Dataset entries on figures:
* * * *

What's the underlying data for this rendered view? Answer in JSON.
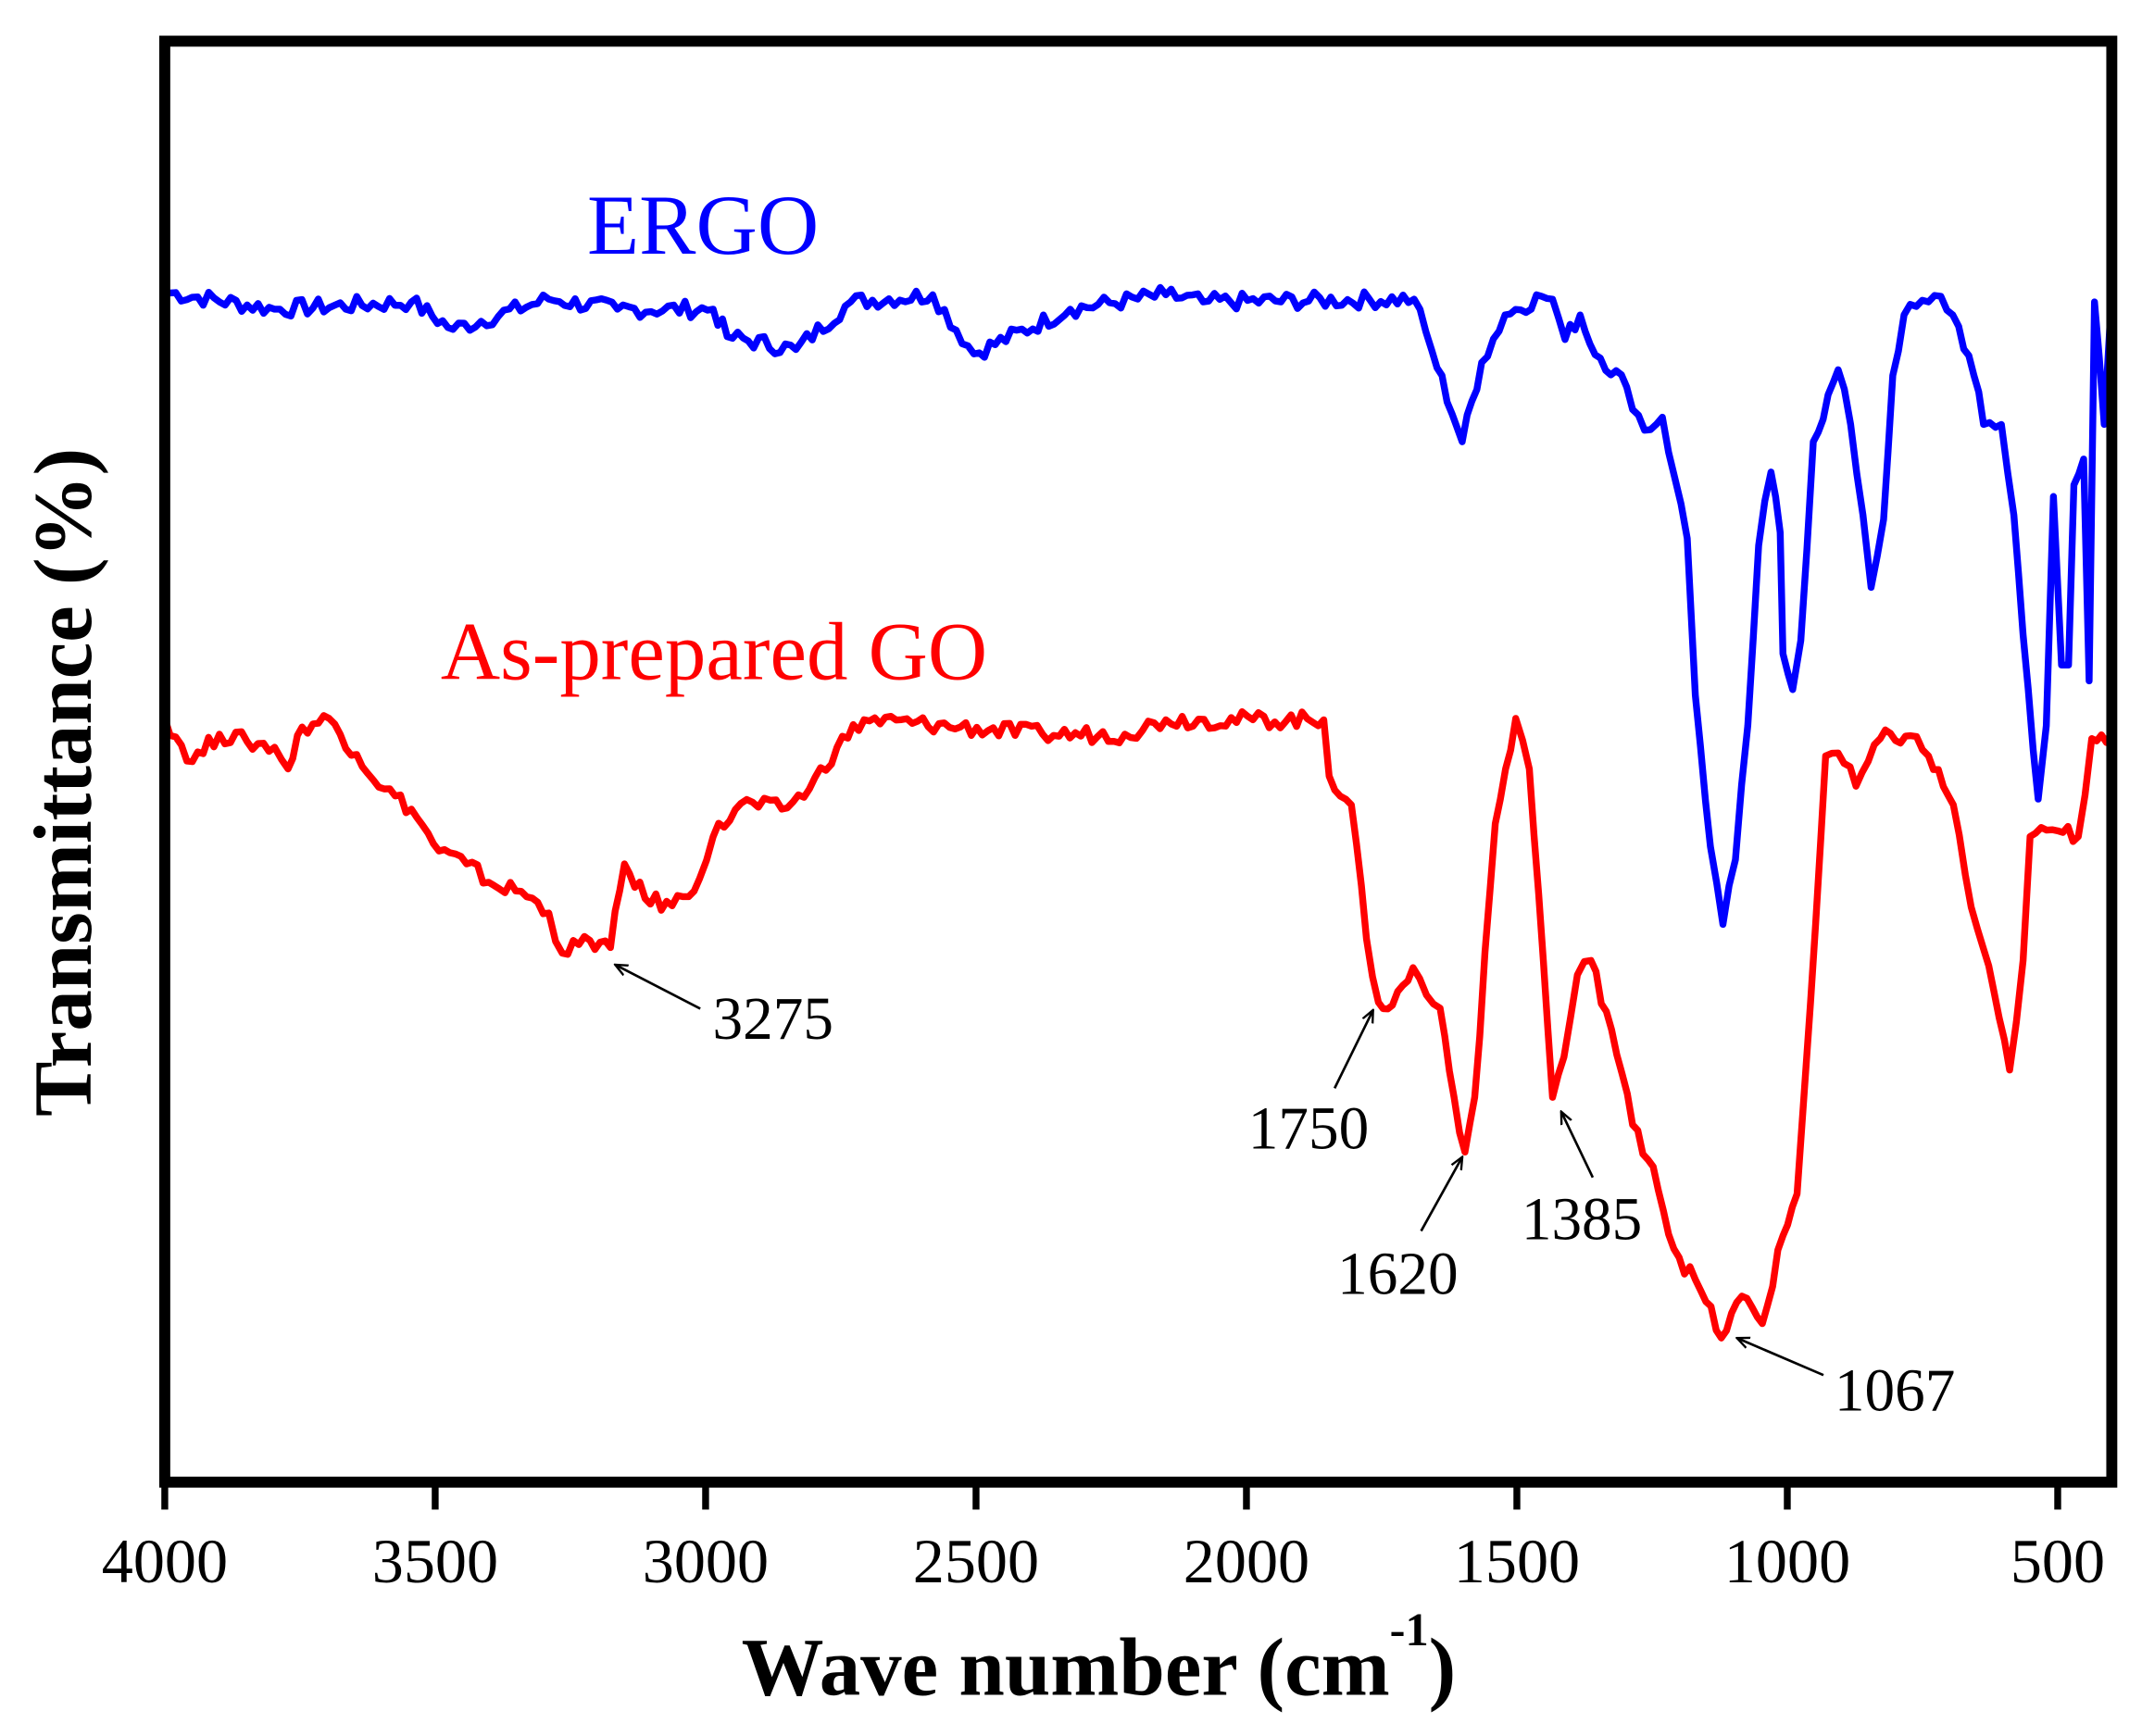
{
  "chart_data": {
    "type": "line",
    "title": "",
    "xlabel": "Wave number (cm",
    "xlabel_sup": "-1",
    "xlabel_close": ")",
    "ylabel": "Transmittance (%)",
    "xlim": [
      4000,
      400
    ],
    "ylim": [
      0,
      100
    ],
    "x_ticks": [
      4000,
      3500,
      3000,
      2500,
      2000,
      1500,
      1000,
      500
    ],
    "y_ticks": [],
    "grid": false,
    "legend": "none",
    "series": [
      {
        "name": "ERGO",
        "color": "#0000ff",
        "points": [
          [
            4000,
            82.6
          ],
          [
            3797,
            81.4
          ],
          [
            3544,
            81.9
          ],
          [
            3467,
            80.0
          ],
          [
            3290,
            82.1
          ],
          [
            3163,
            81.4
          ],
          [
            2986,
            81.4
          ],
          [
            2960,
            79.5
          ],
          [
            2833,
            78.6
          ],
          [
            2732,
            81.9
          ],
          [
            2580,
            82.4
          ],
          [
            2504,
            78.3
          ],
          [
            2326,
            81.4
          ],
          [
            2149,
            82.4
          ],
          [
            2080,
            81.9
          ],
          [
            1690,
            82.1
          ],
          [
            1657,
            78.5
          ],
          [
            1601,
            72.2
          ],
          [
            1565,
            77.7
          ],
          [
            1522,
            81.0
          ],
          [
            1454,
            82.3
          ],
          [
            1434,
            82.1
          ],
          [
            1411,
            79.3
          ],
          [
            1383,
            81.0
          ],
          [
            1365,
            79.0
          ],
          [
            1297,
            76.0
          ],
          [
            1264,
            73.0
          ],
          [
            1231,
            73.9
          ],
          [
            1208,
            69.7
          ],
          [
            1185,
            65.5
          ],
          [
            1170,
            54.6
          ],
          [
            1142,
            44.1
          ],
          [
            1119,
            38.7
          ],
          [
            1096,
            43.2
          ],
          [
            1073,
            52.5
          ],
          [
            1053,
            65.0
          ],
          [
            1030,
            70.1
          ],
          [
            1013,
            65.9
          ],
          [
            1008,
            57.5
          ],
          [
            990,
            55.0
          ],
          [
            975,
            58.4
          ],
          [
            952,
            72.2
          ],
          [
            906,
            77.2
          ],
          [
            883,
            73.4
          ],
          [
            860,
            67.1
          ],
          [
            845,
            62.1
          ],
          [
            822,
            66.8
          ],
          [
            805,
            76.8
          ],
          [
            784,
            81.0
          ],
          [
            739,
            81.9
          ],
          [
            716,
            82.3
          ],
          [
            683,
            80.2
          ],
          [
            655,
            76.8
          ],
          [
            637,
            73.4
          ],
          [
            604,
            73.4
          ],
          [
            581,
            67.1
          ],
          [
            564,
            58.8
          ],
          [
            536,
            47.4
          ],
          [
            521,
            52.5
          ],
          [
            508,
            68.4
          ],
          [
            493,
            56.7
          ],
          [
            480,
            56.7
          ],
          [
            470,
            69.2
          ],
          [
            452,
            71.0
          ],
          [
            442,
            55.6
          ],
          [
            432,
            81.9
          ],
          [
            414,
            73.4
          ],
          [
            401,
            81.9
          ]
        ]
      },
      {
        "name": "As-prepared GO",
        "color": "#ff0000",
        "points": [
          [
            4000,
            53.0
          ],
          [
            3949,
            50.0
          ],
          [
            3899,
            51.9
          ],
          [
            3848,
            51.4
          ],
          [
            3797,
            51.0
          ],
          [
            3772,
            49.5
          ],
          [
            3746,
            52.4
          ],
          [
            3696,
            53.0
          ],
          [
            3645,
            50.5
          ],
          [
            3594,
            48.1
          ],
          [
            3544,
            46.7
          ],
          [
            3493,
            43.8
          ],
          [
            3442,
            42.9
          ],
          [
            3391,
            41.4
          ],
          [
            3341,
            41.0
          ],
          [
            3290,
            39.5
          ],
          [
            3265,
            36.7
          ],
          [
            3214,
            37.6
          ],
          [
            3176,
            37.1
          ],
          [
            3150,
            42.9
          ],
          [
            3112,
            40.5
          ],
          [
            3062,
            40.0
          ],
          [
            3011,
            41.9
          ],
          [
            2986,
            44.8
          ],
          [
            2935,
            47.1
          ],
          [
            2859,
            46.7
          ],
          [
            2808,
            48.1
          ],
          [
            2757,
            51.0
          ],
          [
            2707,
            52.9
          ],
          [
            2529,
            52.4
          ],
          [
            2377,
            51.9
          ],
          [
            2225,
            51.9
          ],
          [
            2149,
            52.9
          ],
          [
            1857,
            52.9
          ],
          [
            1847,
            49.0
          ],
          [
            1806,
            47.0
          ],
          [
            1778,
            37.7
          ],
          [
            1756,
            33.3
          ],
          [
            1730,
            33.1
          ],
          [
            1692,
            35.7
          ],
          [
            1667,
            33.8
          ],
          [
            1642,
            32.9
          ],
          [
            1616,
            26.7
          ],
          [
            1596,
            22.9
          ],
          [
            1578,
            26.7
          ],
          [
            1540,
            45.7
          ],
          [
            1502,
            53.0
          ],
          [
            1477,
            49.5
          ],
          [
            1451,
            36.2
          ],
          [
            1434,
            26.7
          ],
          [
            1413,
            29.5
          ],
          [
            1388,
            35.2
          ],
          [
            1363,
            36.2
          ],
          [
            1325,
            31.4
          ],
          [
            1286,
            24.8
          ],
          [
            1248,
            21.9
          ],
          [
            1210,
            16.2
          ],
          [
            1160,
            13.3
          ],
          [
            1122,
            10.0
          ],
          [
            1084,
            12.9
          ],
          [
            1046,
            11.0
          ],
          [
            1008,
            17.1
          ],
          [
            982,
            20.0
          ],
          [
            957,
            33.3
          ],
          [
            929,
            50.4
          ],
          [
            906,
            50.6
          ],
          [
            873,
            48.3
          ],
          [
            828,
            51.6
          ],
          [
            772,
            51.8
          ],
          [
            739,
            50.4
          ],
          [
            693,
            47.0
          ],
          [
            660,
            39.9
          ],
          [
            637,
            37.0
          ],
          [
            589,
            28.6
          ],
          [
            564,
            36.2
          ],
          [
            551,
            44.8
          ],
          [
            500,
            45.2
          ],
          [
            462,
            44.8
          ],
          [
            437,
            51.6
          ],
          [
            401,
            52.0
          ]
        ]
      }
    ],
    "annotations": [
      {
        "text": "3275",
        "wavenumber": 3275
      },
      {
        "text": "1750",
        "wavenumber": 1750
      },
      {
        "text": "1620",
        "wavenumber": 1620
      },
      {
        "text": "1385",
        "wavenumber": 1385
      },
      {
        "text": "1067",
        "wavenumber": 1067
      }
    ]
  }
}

* * * *

WHAT THIS TASK INVOLVES:
Take every line from the data above that holds "wavenumber" and copy it out.

EXERCISE RESPONSE:
        "wavenumber": 3275
        "wavenumber": 1750
        "wavenumber": 1620
        "wavenumber": 1385
        "wavenumber": 1067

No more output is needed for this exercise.